▶ **EXTRAIT**:
* * *
Installés dans un quartier inscrit dans le dispositif Politique de la ville, ces mineurs constituent un public nouveau : en errance, très mobile, difficile à accrocher par les travailleurs sociaux. Cumulant les problématiques (délinquance, violences, polytoxicomanies), il relève à la fois de la Protection de l’enfance, de la police et de la justice mais refuse bien souvent les solutions que proposent les travailleurs sociaux.

Trajectoires douloureuses

Les jeunes marocains ont fui des situations familiales compliquées. Les parents ont quitté la campagne pour travailler dix heures d’affilée dans une grande ville. Livrés à eux-mêmes – les grands-parents sont restés au village -, déscolarisés, consommateurs de haschich, ces jeunes sont mal considérés. D’autres, nés hors mariage ou mis à la rue par leur beau-père après le remariage de leur mère, sont rejetés. En migrant vers l’Europe - Espagne, Suède, France -, ils espèrent passer du statut de « looser » à celui de « winner ». Par besoin de reconnaissance, ils postent d’ailleurs chaque jour des selfies avec des vêtements siglés ou des liasses de billets dans la main.
* * *
▶ **DONNÉES D'ENTRÉE**:
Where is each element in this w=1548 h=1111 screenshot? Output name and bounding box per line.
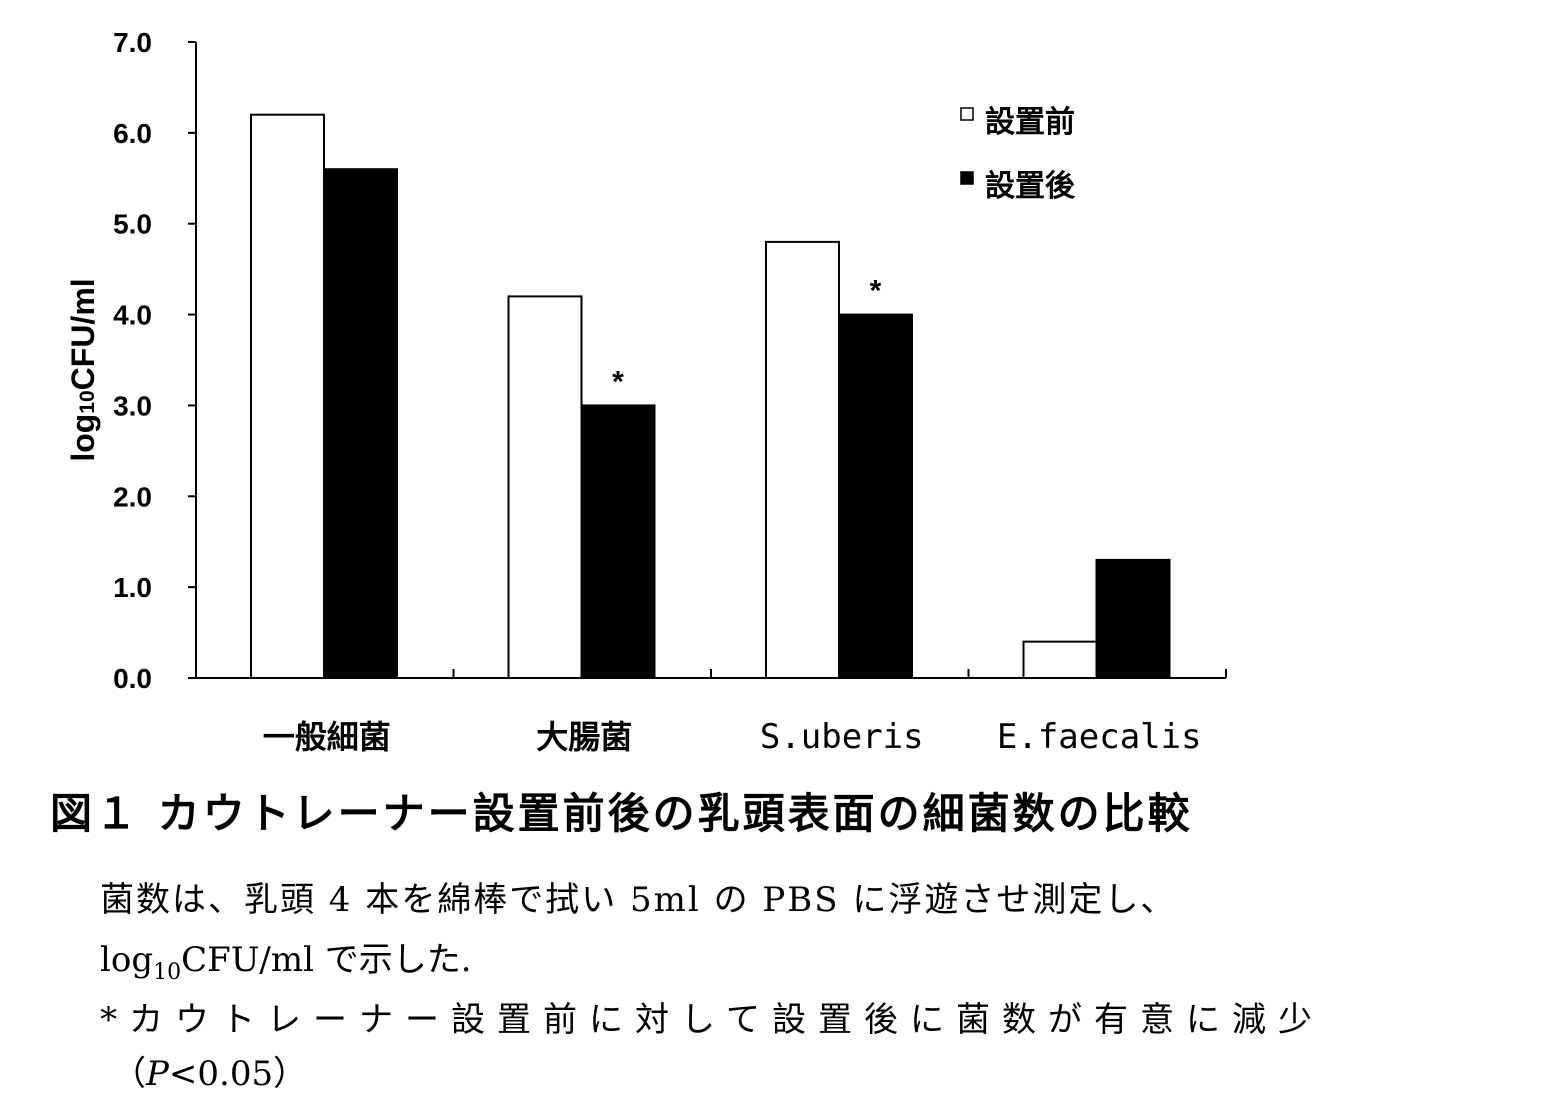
legend-label: 設置後: [985, 169, 1076, 204]
y-tick-label: 7.0: [113, 27, 152, 58]
figure-caption-title: 図１ カウトレーナー設置前後の乳頭表面の細菌数の比較: [50, 789, 1193, 838]
bar-before: [1022, 640, 1098, 680]
significance-markers: **: [612, 275, 882, 399]
category-label: E.faecalis: [997, 717, 1202, 757]
bar-after: [580, 404, 656, 679]
y-tick-label: 5.0: [113, 209, 152, 240]
y-axis-label: log10CFU/ml: [65, 278, 101, 461]
y-tick-label: 1.0: [113, 572, 152, 603]
y-tick-label: 6.0: [113, 118, 152, 149]
bar-before: [507, 295, 583, 679]
legend-swatch: [960, 171, 974, 185]
category-labels: 一般細菌 大腸菌 S.uberis E.faecalis: [263, 717, 1202, 757]
significance-marker: *: [870, 275, 882, 308]
bar-before: [765, 240, 840, 679]
y-tick-label: 4.0: [113, 300, 152, 331]
y-axis: 0.0 1.0 2.0 3.0 4.0 5.0 6.0 7.0: [113, 27, 197, 694]
bars: [250, 113, 1171, 680]
y-tick-label: 0.0: [113, 663, 152, 694]
bar-after: [838, 313, 913, 679]
caption-note-method: 菌数は、乳頭 4 本を綿棒で拭い 5ml の PBS に浮遊させ測定し、: [100, 880, 1177, 920]
category-label: S.uberis: [760, 717, 924, 757]
y-tick-label: 3.0: [113, 390, 152, 421]
caption-note-significance: *カウトレーナー設置前に対して設置後に菌数が有意に減少: [100, 1000, 1324, 1040]
significance-marker: *: [612, 365, 624, 398]
y-tick-label: 2.0: [113, 481, 152, 512]
legend-label: 設置前: [985, 105, 1075, 140]
bar-after: [323, 168, 398, 679]
bar-chart: 0.01.02.03.04.05.06.07.0 ** 一般細菌 大腸菌 S.ube…: [65, 27, 1227, 757]
caption-note-units: log10CFU/ml で示した.: [100, 940, 472, 985]
legend-swatch: [960, 107, 974, 121]
category-label: 一般細菌: [263, 718, 391, 756]
bar-before: [250, 113, 325, 679]
bar-after: [1095, 558, 1171, 680]
category-label: 大腸菌: [536, 718, 632, 756]
caption-note-pvalue: （P<0.05）: [112, 1054, 308, 1094]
* * *
▶ **ACTIONS DEMANDÉES**:
(a) Dans les lignes, remplace « y-tick-label » par « y-axis-tick » de celle qui contient « legend-label: 設置後: [985, 169, 1076, 204] » jusqu'à celle qui contient « y-tick-label: 1.0: [113, 572, 152, 603] », toutes deux comprises. Recopie uniquement ces lignes, sans autre modification.
(b) Poursuis le texte sur les jeunes Marocains en errance à la suite de sa dernière phrase.
Le texte et les lignes n'ont aucun rapport entre eux.

▶ **RÉPONSES**:
(a)
legend-label: 設置後: [985, 169, 1076, 204]
y-axis-tick: 7.0: [113, 27, 152, 58]
figure-caption-title: 図１ カウトレーナー設置前後の乳頭表面の細菌数の比較: [50, 789, 1193, 838]
bar-before: [1022, 640, 1098, 680]
significance-markers: **: [612, 275, 882, 399]
category-label: E.faecalis: [997, 717, 1202, 757]
bar-after: [580, 404, 656, 679]
y-axis-tick: 5.0: [113, 209, 152, 240]
y-axis-label: log10CFU/ml: [65, 278, 101, 461]
y-axis-tick: 1.0: [113, 572, 152, 603]

(b)
Les jeunes algériens ont des profils plus variés : beaucoup migrent en France faute de perspectives professionnelles et personnelles dans leur pays. Si certains arrivent à s’en sortir en rejoignant des membres de leur famille, d’autres restent seuls – ceux que l’on retrouve dans le square de la Goutte d’Or ou dans d’autres villes – et sont parfois victimes de réseaux de compatriotes qui les forcent à commettre des actes de délinquance.
La situation par rapport aux habitants, aux commerçants et aux autres jeunes du quartier est difficile compte-tenu du comportement menaçant de ces mineurs et des délits qu’ils commettent. Des affrontements réguliers peuvent dégénérer en rixe d’autant plus facilement que les produits consommés quotidiennement les désinhibent. « Il y a eu un pic de tension en 2018, apaisé depuis mais la situation reste compliquée car source d’insécurité, observe Olivier Peyroux, sociologue à Trajectoires, une association chargée d’un rapport sur la question en 2018 par la ville (1). Ces mineurs relèvent de la protection de l’enfance mais les professionnels peinent à les accrocher en raison de leurs addictions et de la présence de réseaux qui les utilisent »

Partenariat indispensable

Fin 2017, la mairie / département de Paris a confié leur accompagnement aux équipes de prévention du Centre action sociale protestant (Casp) pour assurer une maraude quotidienne, les repas, l’accueil de nuit et inciter les enfants et les ados à aller vers les dispositifs de Protection de l’enfance.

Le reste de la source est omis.